[Instruction] Look for the string "отдельных" and copy every line that has it.
☆ ☆ ☆ ☆
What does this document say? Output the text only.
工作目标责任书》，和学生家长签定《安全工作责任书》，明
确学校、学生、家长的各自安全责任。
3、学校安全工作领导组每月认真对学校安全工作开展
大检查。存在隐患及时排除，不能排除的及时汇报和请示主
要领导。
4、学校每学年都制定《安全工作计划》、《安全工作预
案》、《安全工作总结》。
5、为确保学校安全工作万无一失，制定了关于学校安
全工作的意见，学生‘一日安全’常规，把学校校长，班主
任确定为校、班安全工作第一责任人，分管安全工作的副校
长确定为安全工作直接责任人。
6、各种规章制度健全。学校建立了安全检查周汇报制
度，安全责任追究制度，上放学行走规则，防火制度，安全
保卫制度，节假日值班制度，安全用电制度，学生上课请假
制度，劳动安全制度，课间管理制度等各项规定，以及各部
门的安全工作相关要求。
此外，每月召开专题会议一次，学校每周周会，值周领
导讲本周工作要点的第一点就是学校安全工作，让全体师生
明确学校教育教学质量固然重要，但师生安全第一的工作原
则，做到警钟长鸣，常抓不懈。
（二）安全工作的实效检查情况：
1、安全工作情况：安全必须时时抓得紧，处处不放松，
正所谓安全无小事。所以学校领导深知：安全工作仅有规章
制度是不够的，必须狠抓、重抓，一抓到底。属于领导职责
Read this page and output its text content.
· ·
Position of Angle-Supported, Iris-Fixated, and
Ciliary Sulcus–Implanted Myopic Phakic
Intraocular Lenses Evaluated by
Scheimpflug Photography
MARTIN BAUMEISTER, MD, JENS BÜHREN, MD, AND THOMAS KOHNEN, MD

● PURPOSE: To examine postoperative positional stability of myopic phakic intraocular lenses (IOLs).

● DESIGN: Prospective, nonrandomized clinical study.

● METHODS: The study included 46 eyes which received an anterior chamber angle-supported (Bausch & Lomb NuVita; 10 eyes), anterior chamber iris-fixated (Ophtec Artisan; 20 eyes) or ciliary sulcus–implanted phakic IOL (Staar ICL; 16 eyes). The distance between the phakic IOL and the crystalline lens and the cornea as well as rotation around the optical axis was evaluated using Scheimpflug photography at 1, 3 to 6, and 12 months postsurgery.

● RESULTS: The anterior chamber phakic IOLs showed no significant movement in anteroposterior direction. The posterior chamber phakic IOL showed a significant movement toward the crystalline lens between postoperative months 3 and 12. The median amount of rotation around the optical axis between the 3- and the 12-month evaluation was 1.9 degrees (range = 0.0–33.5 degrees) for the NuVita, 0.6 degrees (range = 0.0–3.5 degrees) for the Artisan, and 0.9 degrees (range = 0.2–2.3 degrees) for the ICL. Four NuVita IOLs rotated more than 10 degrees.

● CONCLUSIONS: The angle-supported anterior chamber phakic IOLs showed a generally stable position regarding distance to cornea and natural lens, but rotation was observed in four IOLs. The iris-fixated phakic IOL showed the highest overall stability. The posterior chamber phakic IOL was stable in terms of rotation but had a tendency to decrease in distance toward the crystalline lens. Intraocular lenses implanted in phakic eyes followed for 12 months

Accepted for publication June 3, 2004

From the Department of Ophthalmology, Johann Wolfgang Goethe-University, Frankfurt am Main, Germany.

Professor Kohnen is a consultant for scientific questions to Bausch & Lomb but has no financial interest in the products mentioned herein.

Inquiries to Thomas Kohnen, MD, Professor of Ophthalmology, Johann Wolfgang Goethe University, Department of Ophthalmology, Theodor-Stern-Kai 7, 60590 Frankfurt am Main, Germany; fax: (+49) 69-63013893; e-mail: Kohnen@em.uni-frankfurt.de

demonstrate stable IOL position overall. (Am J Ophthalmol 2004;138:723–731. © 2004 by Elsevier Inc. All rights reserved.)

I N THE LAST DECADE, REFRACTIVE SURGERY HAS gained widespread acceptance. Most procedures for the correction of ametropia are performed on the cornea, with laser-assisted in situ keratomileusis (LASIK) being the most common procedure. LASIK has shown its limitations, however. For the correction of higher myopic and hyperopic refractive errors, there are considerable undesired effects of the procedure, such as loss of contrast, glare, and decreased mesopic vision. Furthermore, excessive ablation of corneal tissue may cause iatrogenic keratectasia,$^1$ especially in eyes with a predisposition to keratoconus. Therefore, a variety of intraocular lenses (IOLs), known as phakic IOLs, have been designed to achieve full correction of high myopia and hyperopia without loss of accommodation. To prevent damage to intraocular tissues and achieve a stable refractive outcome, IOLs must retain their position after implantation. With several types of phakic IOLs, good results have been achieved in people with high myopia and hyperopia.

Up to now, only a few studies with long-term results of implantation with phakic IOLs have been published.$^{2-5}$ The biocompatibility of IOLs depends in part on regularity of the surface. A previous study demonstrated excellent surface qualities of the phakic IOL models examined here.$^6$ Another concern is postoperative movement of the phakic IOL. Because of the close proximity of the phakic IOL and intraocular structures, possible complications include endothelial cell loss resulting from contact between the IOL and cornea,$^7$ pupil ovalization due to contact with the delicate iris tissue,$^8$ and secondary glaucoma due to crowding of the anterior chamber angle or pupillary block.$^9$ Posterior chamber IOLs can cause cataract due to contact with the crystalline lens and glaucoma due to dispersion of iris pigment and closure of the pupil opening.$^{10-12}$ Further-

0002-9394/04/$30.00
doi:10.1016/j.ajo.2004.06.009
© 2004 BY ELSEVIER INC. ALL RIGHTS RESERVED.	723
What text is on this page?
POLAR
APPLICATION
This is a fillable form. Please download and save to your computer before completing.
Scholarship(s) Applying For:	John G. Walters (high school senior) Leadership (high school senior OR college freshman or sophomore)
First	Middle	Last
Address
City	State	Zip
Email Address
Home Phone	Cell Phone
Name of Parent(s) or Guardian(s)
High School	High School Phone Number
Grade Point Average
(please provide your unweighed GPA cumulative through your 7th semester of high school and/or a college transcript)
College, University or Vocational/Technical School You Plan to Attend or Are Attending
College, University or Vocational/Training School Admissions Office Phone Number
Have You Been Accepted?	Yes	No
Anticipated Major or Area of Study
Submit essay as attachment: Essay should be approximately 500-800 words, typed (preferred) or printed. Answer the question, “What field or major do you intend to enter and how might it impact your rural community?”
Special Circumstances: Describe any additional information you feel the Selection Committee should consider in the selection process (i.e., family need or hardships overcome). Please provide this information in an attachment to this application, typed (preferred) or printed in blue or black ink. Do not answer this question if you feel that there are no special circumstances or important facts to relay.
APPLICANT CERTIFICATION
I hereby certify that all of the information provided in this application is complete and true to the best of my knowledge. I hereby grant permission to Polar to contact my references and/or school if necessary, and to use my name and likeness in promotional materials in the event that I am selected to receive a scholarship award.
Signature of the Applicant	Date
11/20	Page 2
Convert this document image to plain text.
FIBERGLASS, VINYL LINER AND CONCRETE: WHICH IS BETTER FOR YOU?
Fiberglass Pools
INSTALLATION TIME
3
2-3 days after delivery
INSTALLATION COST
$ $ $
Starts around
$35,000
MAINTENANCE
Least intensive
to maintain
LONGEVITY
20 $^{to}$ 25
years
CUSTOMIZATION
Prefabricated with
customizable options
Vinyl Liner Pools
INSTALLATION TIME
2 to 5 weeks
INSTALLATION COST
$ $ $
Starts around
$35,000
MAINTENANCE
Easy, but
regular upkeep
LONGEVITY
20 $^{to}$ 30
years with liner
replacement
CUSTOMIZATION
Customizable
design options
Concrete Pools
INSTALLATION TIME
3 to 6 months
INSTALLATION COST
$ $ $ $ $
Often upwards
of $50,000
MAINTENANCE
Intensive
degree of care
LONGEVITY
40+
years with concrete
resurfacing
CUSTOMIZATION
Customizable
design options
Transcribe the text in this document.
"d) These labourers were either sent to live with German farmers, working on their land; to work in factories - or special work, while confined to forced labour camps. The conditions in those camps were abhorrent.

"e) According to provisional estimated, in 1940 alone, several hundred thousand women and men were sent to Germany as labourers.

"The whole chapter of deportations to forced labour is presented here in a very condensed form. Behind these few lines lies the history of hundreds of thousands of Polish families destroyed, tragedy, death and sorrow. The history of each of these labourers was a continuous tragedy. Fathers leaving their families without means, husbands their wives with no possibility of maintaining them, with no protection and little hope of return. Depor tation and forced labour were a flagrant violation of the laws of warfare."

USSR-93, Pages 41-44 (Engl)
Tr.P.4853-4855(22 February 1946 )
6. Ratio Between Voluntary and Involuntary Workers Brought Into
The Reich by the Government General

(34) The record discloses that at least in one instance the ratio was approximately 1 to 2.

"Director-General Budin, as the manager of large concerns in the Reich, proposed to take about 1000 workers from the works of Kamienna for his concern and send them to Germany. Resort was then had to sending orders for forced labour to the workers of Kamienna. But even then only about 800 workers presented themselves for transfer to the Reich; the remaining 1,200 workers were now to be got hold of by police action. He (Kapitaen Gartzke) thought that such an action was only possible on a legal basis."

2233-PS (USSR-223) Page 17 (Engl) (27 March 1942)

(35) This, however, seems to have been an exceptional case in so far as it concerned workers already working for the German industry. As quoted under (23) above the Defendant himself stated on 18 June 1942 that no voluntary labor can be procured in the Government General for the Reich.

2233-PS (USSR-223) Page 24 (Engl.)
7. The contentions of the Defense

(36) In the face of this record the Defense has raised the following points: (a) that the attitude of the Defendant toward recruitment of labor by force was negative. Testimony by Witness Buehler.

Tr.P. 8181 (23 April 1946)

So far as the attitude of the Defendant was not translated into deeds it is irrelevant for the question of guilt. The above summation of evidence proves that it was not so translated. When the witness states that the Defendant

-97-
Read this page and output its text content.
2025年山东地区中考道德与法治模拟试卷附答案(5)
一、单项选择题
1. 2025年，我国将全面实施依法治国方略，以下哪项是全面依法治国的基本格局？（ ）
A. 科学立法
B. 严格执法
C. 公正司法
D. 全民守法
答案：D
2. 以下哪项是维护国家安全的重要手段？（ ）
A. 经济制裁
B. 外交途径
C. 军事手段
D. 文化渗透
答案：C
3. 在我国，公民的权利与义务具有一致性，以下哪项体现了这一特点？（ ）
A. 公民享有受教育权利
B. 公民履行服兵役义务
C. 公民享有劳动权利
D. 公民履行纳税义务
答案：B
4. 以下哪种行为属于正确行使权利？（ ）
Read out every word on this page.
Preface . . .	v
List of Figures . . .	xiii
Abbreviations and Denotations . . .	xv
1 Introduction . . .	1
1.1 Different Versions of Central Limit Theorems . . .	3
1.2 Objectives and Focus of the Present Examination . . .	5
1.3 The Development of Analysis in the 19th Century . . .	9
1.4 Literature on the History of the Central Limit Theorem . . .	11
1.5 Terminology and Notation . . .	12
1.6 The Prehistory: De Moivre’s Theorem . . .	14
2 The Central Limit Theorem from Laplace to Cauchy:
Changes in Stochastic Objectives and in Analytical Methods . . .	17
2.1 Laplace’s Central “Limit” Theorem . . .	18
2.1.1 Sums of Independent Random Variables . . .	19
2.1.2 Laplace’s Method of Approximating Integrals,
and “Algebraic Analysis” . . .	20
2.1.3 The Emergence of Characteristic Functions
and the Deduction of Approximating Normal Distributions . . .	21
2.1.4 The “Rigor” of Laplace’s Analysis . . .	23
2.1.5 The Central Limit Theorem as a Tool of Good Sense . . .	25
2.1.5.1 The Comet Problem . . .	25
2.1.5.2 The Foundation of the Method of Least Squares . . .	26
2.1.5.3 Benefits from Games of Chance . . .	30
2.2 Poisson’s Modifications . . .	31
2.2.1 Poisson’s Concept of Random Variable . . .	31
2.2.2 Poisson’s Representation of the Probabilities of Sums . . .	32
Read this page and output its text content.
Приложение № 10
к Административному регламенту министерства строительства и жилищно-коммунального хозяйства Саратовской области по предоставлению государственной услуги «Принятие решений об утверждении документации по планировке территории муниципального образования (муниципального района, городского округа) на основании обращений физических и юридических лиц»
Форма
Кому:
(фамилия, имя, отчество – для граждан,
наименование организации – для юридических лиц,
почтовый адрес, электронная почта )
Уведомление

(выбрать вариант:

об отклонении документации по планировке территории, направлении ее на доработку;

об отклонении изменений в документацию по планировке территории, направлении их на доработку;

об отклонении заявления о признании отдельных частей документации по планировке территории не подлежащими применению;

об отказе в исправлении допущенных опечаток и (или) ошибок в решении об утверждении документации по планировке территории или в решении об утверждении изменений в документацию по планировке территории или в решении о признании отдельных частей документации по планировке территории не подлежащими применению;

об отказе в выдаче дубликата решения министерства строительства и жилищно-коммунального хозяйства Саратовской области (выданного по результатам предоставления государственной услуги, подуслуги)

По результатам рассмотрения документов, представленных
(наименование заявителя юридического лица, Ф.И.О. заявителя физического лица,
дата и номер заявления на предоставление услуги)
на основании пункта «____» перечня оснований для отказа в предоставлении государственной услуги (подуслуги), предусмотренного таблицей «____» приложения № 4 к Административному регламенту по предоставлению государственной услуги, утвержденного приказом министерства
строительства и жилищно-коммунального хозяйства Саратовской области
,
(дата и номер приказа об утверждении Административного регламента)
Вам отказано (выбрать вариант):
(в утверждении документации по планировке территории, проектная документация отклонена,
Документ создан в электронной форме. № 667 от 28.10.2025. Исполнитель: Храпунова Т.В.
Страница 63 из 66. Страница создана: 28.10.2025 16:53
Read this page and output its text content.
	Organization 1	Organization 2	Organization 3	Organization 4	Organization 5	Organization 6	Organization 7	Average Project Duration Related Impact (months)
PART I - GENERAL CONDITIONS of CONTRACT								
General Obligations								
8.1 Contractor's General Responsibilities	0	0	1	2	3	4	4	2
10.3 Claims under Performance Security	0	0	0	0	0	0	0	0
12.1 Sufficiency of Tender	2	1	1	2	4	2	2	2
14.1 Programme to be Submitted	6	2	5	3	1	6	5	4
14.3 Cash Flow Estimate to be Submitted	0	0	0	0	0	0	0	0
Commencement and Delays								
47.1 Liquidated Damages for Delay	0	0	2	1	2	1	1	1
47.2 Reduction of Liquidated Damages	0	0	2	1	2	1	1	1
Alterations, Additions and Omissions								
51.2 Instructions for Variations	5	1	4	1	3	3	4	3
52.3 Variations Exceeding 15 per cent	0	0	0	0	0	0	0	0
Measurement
☆ ☆ ☆ ☆
[Exercise answer]
об отклонении заявления о признании отдельных частей документации по планировке территории не подлежащими применению;
об отказе в исправлении допущенных опечаток и (или) ошибок в решении об утверждении документации по планировке территории или в решении об утверждении изменений в документацию по планировке территории или в решении о признании отдельных частей документации по планировке территории не подлежащими применению;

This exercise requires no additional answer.